What you are asked to do — Copy out the complete listing, word for word.

++++ Data supplied

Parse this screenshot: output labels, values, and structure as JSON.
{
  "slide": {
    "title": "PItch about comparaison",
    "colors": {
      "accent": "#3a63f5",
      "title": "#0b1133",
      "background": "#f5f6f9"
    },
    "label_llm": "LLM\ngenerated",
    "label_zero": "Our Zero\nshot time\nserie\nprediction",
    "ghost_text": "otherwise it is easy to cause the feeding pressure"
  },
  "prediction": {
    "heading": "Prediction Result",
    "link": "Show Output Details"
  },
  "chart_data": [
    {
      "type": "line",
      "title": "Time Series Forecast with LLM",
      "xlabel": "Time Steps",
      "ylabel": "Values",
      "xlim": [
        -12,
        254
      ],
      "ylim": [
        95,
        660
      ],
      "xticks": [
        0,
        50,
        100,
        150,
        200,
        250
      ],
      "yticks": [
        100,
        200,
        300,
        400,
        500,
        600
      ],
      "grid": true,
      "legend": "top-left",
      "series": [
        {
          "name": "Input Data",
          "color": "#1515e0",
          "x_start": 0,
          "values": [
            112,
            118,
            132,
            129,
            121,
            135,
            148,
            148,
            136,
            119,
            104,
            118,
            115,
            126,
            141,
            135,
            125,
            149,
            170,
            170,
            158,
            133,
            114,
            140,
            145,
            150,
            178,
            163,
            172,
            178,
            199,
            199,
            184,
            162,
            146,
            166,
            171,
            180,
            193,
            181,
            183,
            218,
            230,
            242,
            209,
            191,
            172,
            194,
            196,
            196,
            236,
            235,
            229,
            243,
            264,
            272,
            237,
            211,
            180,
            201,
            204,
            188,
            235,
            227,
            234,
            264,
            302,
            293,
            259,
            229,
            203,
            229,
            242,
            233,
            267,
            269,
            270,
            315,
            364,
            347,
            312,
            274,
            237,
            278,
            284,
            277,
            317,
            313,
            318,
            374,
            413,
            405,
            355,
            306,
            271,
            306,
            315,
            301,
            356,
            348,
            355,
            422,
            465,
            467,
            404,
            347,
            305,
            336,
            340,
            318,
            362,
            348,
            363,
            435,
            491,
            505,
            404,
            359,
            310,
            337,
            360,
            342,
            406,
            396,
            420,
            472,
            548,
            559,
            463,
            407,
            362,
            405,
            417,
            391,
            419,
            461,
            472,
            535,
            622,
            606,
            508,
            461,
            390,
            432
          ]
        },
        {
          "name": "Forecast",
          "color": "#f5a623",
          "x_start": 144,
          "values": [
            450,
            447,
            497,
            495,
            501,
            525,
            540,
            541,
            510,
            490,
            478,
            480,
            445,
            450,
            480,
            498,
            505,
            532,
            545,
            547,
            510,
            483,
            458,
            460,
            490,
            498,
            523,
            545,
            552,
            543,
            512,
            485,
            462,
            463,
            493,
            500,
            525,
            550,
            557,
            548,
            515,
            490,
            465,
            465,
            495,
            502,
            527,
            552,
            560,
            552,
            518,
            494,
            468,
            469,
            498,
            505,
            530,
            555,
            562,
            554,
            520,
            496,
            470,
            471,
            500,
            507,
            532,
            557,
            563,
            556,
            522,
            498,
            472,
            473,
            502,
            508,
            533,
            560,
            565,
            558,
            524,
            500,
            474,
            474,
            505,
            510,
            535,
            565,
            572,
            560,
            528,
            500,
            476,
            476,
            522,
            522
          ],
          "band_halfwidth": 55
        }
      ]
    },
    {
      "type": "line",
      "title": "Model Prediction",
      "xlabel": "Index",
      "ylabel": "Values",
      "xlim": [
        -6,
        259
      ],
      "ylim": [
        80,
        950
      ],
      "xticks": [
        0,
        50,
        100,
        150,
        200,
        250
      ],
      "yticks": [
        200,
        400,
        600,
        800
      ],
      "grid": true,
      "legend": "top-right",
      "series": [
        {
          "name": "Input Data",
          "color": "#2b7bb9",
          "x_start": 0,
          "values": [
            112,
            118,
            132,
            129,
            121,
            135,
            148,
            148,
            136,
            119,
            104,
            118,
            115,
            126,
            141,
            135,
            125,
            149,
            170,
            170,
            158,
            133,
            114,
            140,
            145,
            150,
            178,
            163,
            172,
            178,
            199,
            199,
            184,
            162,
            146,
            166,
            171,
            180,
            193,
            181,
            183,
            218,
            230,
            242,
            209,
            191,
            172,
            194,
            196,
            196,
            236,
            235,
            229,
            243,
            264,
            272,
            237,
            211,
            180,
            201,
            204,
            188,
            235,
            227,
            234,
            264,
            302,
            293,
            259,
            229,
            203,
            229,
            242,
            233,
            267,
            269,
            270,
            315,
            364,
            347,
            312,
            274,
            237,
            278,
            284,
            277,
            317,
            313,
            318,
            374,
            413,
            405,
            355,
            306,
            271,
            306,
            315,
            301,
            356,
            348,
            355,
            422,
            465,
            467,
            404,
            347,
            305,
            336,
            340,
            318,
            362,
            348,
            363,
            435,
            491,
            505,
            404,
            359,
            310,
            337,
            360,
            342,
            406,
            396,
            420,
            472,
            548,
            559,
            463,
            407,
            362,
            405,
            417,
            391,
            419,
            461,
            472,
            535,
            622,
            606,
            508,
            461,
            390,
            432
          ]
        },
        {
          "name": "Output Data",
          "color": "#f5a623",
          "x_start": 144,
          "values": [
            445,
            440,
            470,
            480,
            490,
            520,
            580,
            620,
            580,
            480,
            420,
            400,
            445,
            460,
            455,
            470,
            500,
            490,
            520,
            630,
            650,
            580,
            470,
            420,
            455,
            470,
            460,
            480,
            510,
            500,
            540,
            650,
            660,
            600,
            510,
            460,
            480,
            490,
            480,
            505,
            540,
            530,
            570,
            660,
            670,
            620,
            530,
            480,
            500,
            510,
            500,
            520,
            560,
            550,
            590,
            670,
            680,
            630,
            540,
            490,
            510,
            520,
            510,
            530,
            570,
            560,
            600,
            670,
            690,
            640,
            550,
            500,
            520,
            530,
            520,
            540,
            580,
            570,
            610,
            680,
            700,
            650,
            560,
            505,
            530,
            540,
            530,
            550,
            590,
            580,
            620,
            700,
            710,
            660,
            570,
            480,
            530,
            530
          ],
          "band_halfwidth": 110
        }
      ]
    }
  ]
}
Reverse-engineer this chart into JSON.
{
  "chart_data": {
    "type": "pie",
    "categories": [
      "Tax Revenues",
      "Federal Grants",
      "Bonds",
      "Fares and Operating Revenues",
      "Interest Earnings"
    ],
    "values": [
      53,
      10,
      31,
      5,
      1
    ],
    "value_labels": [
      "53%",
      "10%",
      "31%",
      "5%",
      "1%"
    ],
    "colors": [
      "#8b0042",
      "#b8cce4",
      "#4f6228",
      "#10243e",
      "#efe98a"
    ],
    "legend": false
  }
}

++++++++

Finished answer —
Parse this screenshot: output labels, values, and structure as JSON.
{
  "slide": {
    "title": "PItch about comparaison",
    "colors": {
      "accent": "#3a63f5",
      "title": "#0b1133",
      "background": "#f5f6f9"
    },
    "label_llm": "LLM\ngenerated",
    "label_zero": "Our Zero\nshot time\nserie\nprediction",
    "ghost_text": "otherwise it is easy to cause the feeding pressure"
  },
  "prediction": {
    "heading": "Prediction Result",
    "link": "Show Output Details"
  },
  "chart_data": [
    {
      "type": "line",
      "title": "Time Series Forecast with LLM",
      "xlabel": "Time Steps",
      "ylabel": "Values",
      "xlim": [
        -12,
        254
      ],
      "ylim": [
        95,
        660
      ],
      "xticks": [
        0,
        50,
        100,
        150,
        200,
        250
      ],
      "yticks": [
        100,
        200,
        300,
        400,
        500,
        600
      ],
      "grid": true,
      "legend": "top-left",
      "series": [
        {
          "name": "Input Data",
          "color": "#1515e0",
          "x_start": 0,
          "values": [
            112,
            118,
            132,
            129,
            121,
            135,
            148,
            148,
            136,
            119,
            104,
            118,
            115,
            126,
            141,
            135,
            125,
            149,
            170,
            170,
            158,
            133,
            114,
            140,
            145,
            150,
            178,
            163,
            172,
            178,
            199,
            199,
            184,
            162,
            146,
            166,
            171,
            180,
            193,
            181,
            183,
            218,
            230,
            242,
            209,
            191,
            172,
            194,
            196,
            196,
            236,
            235,
            229,
            243,
            264,
            272,
            237,
            211,
            180,
            201,
            204,
            188,
            235,
            227,
            234,
            264,
            302,
            293,
            259,
            229,
            203,
            229,
            242,
            233,
            267,
            269,
            270,
            315,
            364,
            347,
            312,
            274,
            237,
            278,
            284,
            277,
            317,
            313,
            318,
            374,
            413,
            405,
            355,
            306,
            271,
            306,
            315,
            301,
            356,
            348,
            355,
            422,
            465,
            467,
            404,
            347,
            305,
            336,
            340,
            318,
            362,
            348,
            363,
            435,
            491,
            505,
            404,
            359,
            310,
            337,
            360,
            342,
            406,
            396,
            420,
            472,
            548,
            559,
            463,
            407,
            362,
            405,
            417,
            391,
            419,
            461,
            472,
            535,
            622,
            606,
            508,
            461,
            390,
            432
          ]
        },
        {
          "name": "Forecast",
          "color": "#f5a623",
          "x_start": 144,
          "values": [
            450,
            447,
            497,
            495,
            501,
            525,
            540,
            541,
            510,
            490,
            478,
            480,
            445,
            450,
            480,
            498,
            505,
            532,
            545,
            547,
            510,
            483,
            458,
            460,
            490,
            498,
            523,
            545,
            552,
            543,
            512,
            485,
            462,
            463,
            493,
            500,
            525,
            550,
            557,
            548,
            515,
            490,
            465,
            465,
            495,
            502,
            527,
            552,
            560,
            552,
            518,
            494,
            468,
            469,
            498,
            505,
            530,
            555,
            562,
            554,
            520,
            496,
            470,
            471,
            500,
            507,
            532,
            557,
            563,
            556,
            522,
            498,
            472,
            473,
            502,
            508,
            533,
            560,
            565,
            558,
            524,
            500,
            474,
            474,
            505,
            510,
            535,
            565,
            572,
            560,
            528,
            500,
            476,
            476,
            522,
            522
          ],
          "band_halfwidth": 55
        }
      ]
    },
    {
      "type": "line",
      "title": "Model Prediction",
      "xlabel": "Index",
      "ylabel": "Values",
      "xlim": [
        -6,
        259
      ],
      "ylim": [
        80,
        950
      ],
      "xticks": [
        0,
        50,
        100,
        150,
        200,
        250
      ],
      "yticks": [
        200,
        400,
        600,
        800
      ],
      "grid": true,
      "legend": "top-right",
      "series": [
        {
          "name": "Input Data",
          "color": "#2b7bb9",
          "x_start": 0,
          "values": [
            112,
            118,
            132,
            129,
            121,
            135,
            148,
            148,
            136,
            119,
            104,
            118,
            115,
            126,
            141,
            135,
            125,
            149,
            170,
            170,
            158,
            133,
            114,
            140,
            145,
            150,
            178,
            163,
            172,
            178,
            199,
            199,
            184,
            162,
            146,
            166,
            171,
            180,
            193,
            181,
            183,
            218,
            230,
            242,
            209,
            191,
            172,
            194,
            196,
            196,
            236,
            235,
            229,
            243,
            264,
            272,
            237,
            211,
            180,
            201,
            204,
            188,
            235,
            227,
            234,
            264,
            302,
            293,
            259,
            229,
            203,
            229,
            242,
            233,
            267,
            269,
            270,
            315,
            364,
            347,
            312,
            274,
            237,
            278,
            284,
            277,
            317,
            313,
            318,
            374,
            413,
            405,
            355,
            306,
            271,
            306,
            315,
            301,
            356,
            348,
            355,
            422,
            465,
            467,
            404,
            347,
            305,
            336,
            340,
            318,
            362,
            348,
            363,
            435,
            491,
            505,
            404,
            359,
            310,
            337,
            360,
            342,
            406,
            396,
            420,
            472,
            548,
            559,
            463,
            407,
            362,
            405,
            417,
            391,
            419,
            461,
            472,
            535,
            622,
            606,
            508,
            461,
            390,
            432
          ]
        },
        {
          "name": "Output Data",
          "color": "#f5a623",
          "x_start": 144,
          "values": [
            445,
            440,
            470,
            480,
            490,
            520,
            580,
            620,
            580,
            480,
            420,
            400,
            445,
            460,
            455,
            470,
            500,
            490,
            520,
            630,
            650,
            580,
            470,
            420,
            455,
            470,
            460,
            480,
            510,
            500,
            540,
            650,
            660,
            600,
            510,
            460,
            480,
            490,
            480,
            505,
            540,
            530,
            570,
            660,
            670,
            620,
            530,
            480,
            500,
            510,
            500,
            520,
            560,
            550,
            590,
            670,
            680,
            630,
            540,
            490,
            510,
            520,
            510,
            530,
            570,
            560,
            600,
            670,
            690,
            640,
            550,
            500,
            520,
            530,
            520,
            540,
            580,
            570,
            610,
            680,
            700,
            650,
            560,
            505,
            530,
            540,
            530,
            550,
            590,
            580,
            620,
            700,
            710,
            660,
            570,
            480,
            530,
            530
          ],
          "band_halfwidth": 110
        }
      ]
    }
  ]
}
Reverse-engineer this chart into JSON.
{
  "chart_data": {
    "type": "pie",
    "categories": [
      "Tax Revenues",
      "Federal Grants",
      "Bonds",
      "Fares and Operating Revenues",
      "Interest Earnings"
    ],
    "values": [
      53,
      10,
      31,
      5,
      1
    ],
    "value_labels": [
      "53%",
      "10%",
      "31%",
      "5%",
      "1%"
    ],
    "colors": [
      "#8b0042",
      "#b8cce4",
      "#4f6228",
      "#10243e",
      "#efe98a"
    ],
    "legend": false
  }
}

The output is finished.